*CONSIGNAS DE TRABAJO:*
a. ¿Cómo se traduce al inglés esta oración del texto sobre cine: «Presionado por el estudio, Stroheim redujo su desmesurada criatura a cuatro horas de metraje.»?
b. Transcribe sin cambios las líneas de los registros desde su inicio hasta la línea que contiene «legend-label: 销量(万辆) [882,195,1003,225]», ambas incluidas.

El cuarto capítulo de “True Detective” se cierra con este fabuloso plano secuencia de más de seis minutos (rodado en tiempo real, sin cortes), que transcurre en un barrio marginal de la ciudad tejana de Houston. Todo un derroche de talento y adrenalina.

"Hoy en día las mejores películas duran tres temporadas"

Federico Carrillo Sosa, director de fotografía

Hace ahora noventa años, un día cualquiera, un grupo reducido de ejecutivos de la recién creada Metro-Goldwyn-Mayer asistió, entre el asombro y la repugnancia, a la proyección del primer montaje de Avaricia (Greed), la versión cinematográfica de la novela McTeague, original de Frank Norris (1870-1902), el equivalente norteamericano a Émile Zola. De un realismo descarnado y sin duda moralizante, este relato, protagonizado por personajes mezquinos y profundamente desgraciados, trató de ser llevado a la gran pantalla en toda su crudeza, hasta el punto de que se cuenta la leyenda de que su director, el extravagante Erich von Stroheim, se presentó en el plató la primera jornada de rodaje con el tocho de Norris bajo el brazo, lo abrió por la primera página y dijo a los miembros de su equipo: "Señores, aquí tienen ustedes el guión, comencemos a filmarlo".

Sea verdadera o no la anécdota, lo cierto es que la producción de Avaricia se prolongó durante dos años, apenas se emplearon decorados y casi en su integridad fue rodada en escenarios naturales, incluido el paisaje desértico del Valle de la Muerte (en el que transcurre su célebre escena final), donde actores y técnicos tuvieron que soportar temperaturas de hasta cincuenta grados y hubo que proteger las cámaras con toallas heladas.

Los pocos afortunados que tuvieron el extraño privilegio de contemplar el primer montaje de esta obra maestra del arte cinematográfico debieron hacer una pausa para tomar un refrigerio, ya que la duración del film se aproximaba a las nueve horas. Presionado por el estudio, Stroheim redujo su desmesurada criatura a cuatro horas de metraje. Posteriormente y sin permiso del cineasta, la productora ordenó una tercera edición que dejó la cinta en la versión que hoy se conserva, ya que el resto de rollos de celuloide fue destruido, perdiéndose para siempre la totalidad de una pieza que hoy es considerada patrimonio de la Humanidad. Sería algo parecido a que, en la actualidad, del lienzo de Los fusilamientos de la Moncloa apenas se conservase un fragmento del pelotón haciendo fuego sobre el mártir de la camisa blanca y los brazos extendidos.

*Listados de ubicación de elementos:*
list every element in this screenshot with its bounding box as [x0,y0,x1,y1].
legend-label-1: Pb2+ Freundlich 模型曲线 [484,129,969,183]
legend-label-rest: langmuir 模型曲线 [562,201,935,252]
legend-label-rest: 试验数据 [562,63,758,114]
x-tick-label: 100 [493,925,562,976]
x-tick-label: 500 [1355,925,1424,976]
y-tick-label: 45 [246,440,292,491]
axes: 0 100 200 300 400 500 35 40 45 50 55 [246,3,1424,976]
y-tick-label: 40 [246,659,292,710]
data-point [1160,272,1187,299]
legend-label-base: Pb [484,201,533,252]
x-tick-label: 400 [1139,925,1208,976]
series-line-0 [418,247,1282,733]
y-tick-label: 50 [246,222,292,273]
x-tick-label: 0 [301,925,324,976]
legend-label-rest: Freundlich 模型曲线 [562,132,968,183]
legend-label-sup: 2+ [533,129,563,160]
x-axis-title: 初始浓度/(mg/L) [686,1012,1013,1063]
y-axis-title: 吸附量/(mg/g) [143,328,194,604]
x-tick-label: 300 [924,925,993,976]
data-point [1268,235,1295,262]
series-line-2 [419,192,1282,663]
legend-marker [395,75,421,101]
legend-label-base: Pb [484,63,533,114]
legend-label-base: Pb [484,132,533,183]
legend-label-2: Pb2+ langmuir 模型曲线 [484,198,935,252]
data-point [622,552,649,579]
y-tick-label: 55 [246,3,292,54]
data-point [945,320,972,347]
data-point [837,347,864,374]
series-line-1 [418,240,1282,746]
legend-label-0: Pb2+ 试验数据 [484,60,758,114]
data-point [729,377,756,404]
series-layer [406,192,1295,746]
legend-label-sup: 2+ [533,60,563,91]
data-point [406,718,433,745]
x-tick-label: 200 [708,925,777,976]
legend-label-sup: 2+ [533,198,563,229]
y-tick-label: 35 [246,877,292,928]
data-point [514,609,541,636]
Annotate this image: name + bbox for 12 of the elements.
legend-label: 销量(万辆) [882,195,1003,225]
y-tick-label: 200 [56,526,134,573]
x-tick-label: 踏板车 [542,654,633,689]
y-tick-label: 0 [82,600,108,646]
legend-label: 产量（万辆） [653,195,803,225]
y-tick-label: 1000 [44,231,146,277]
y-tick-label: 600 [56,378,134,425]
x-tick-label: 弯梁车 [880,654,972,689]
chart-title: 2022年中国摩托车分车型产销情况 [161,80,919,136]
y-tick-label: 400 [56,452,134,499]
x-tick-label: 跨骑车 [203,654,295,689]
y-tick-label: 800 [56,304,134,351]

*RESPUESTAS DEL EJERCICIO:*
a. Under pressure from the studio, Stroheim cut his enormous creation down to four hours of footage.

b.
list every element in this screenshot with its bounding box as [x0,y0,x1,y1].
legend-label-1: Pb2+ Freundlich 模型曲线 [484,129,969,183]
legend-label-rest: langmuir 模型曲线 [562,201,935,252]
legend-label-rest: 试验数据 [562,63,758,114]
x-tick-label: 100 [493,925,562,976]
x-tick-label: 500 [1355,925,1424,976]
y-tick-label: 45 [246,440,292,491]
axes: 0 100 200 300 400 500 35 40 45 50 55 [246,3,1424,976]
y-tick-label: 40 [246,659,292,710]
data-point [1160,272,1187,299]
legend-label-base: Pb [484,201,533,252]
x-tick-label: 400 [1139,925,1208,976]
series-line-0 [418,247,1282,733]
y-tick-label: 50 [246,222,292,273]
x-tick-label: 0 [301,925,324,976]
legend-label-rest: Freundlich 模型曲线 [562,132,968,183]
legend-label-sup: 2+ [533,129,563,160]
x-axis-title: 初始浓度/(mg/L) [686,1012,1013,1063]
y-axis-title: 吸附量/(mg/g) [143,328,194,604]
x-tick-label: 300 [924,925,993,976]
data-point [1268,235,1295,262]
series-line-2 [419,192,1282,663]
legend-marker [395,75,421,101]
legend-label-base: Pb [484,63,533,114]
legend-label-base: Pb [484,132,533,183]
legend-label-2: Pb2+ langmuir 模型曲线 [484,198,935,252]
data-point [622,552,649,579]
y-tick-label: 55 [246,3,292,54]
data-point [945,320,972,347]
data-point [837,347,864,374]
series-line-1 [418,240,1282,746]
legend-label-0: Pb2+ 试验数据 [484,60,758,114]
data-point [729,377,756,404]
series-layer [406,192,1295,746]
legend-label-sup: 2+ [533,60,563,91]
data-point [406,718,433,745]
x-tick-label: 200 [708,925,777,976]
legend-label-sup: 2+ [533,198,563,229]
y-tick-label: 35 [246,877,292,928]
data-point [514,609,541,636]
Annotate this image: name + bbox for 12 of the elements.
legend-label: 销量(万辆) [882,195,1003,225]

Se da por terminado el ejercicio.